- _WHAT NEEDS TO BE DONE_:
Below are the records. Gather each line that holds "Σύνολο".
══════
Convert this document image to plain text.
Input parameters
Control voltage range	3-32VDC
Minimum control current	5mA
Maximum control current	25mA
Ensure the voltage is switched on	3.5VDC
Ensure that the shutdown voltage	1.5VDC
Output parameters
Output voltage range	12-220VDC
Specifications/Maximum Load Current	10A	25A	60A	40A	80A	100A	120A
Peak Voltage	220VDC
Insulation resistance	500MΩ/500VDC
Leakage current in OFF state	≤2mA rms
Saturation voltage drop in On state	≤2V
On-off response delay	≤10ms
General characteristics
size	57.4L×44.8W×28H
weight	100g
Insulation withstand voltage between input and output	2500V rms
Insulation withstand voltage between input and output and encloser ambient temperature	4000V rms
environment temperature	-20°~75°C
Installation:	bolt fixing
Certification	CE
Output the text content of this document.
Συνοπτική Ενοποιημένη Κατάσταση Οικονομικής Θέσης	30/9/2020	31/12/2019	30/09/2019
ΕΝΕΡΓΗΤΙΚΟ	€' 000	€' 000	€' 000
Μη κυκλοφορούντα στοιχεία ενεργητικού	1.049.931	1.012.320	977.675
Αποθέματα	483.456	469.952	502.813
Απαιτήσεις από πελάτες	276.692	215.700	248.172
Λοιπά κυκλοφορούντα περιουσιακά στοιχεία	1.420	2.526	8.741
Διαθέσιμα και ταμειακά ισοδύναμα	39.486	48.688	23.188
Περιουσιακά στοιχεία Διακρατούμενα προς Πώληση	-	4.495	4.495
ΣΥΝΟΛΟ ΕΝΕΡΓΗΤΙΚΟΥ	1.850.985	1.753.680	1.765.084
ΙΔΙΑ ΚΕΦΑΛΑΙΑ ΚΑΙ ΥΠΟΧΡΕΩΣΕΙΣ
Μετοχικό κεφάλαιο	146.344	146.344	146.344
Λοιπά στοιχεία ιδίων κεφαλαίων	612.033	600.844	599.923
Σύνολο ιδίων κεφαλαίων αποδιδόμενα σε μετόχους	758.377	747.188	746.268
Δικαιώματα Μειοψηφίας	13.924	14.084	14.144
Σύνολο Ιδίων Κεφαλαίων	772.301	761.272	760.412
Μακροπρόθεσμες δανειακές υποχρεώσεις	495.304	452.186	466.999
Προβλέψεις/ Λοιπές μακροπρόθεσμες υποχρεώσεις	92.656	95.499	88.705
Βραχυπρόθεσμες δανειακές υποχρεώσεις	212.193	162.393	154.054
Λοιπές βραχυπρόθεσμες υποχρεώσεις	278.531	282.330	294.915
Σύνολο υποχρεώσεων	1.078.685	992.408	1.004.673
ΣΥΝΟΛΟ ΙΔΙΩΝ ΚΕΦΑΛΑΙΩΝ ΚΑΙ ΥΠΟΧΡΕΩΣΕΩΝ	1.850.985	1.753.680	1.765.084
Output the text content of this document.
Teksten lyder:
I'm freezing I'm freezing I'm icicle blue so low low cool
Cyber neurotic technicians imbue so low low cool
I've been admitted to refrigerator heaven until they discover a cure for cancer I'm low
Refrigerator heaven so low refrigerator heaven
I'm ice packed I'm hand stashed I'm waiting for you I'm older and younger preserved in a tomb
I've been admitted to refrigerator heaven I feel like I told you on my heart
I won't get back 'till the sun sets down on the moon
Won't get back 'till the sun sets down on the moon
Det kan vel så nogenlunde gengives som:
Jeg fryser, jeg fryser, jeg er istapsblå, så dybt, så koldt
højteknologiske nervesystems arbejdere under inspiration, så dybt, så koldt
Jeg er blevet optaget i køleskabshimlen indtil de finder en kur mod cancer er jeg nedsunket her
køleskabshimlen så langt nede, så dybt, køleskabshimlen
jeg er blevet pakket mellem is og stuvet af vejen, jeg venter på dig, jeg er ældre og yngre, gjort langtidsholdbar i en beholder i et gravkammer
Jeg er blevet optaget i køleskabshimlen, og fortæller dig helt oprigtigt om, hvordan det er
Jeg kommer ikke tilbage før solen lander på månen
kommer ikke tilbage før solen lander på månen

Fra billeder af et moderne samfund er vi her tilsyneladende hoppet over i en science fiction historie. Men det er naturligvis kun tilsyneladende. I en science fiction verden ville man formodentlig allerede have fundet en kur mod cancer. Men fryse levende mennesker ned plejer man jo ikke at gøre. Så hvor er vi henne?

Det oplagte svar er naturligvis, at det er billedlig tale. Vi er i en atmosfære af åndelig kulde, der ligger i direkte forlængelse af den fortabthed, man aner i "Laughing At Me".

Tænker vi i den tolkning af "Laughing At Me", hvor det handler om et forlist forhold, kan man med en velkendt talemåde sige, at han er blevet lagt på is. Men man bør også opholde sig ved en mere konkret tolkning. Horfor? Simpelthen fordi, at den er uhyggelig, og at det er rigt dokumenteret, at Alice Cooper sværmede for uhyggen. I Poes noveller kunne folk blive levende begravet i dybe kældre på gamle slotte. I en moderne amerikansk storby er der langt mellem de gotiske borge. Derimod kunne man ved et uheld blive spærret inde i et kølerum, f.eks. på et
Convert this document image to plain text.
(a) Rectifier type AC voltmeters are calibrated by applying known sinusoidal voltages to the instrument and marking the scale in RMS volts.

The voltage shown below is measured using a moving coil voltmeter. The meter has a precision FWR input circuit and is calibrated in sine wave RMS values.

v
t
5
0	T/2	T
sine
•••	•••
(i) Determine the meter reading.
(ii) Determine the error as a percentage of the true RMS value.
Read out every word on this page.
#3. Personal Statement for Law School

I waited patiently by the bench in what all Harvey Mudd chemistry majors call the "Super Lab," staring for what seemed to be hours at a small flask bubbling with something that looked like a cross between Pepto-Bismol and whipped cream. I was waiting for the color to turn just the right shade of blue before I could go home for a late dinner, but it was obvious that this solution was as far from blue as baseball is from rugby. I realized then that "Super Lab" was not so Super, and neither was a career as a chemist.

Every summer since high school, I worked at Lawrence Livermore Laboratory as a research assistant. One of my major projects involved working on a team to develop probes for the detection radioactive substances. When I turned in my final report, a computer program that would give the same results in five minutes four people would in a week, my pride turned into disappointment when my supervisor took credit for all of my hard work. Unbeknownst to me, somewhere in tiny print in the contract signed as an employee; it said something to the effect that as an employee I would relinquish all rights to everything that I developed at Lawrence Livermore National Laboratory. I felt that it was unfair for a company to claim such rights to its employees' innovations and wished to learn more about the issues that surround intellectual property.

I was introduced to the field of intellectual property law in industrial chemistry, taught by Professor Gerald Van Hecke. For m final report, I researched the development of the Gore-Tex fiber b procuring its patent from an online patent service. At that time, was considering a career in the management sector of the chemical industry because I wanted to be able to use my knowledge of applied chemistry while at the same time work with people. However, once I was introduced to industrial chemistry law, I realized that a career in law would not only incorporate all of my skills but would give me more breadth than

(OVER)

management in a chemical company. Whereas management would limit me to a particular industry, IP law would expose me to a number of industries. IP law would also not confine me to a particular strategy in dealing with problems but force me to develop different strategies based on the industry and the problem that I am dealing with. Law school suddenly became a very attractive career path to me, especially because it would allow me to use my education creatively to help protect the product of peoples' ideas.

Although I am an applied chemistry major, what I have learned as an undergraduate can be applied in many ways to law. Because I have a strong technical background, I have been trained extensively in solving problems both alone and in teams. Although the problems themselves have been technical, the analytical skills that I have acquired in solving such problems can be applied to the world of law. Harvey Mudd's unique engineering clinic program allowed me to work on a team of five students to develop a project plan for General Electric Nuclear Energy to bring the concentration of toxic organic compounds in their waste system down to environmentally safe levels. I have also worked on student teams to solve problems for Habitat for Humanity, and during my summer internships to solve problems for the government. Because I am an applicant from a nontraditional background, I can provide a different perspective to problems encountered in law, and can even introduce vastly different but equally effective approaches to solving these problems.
══════
- _TASK SOLUTION_:
Σύνολο ιδίων κεφαλαίων αποδιδόμενα σε μετόχους	758.377	747.188	746.268
Σύνολο Ιδίων Κεφαλαίων	772.301	761.272	760.412
Σύνολο υποχρεώσεων	1.078.685	992.408	1.004.673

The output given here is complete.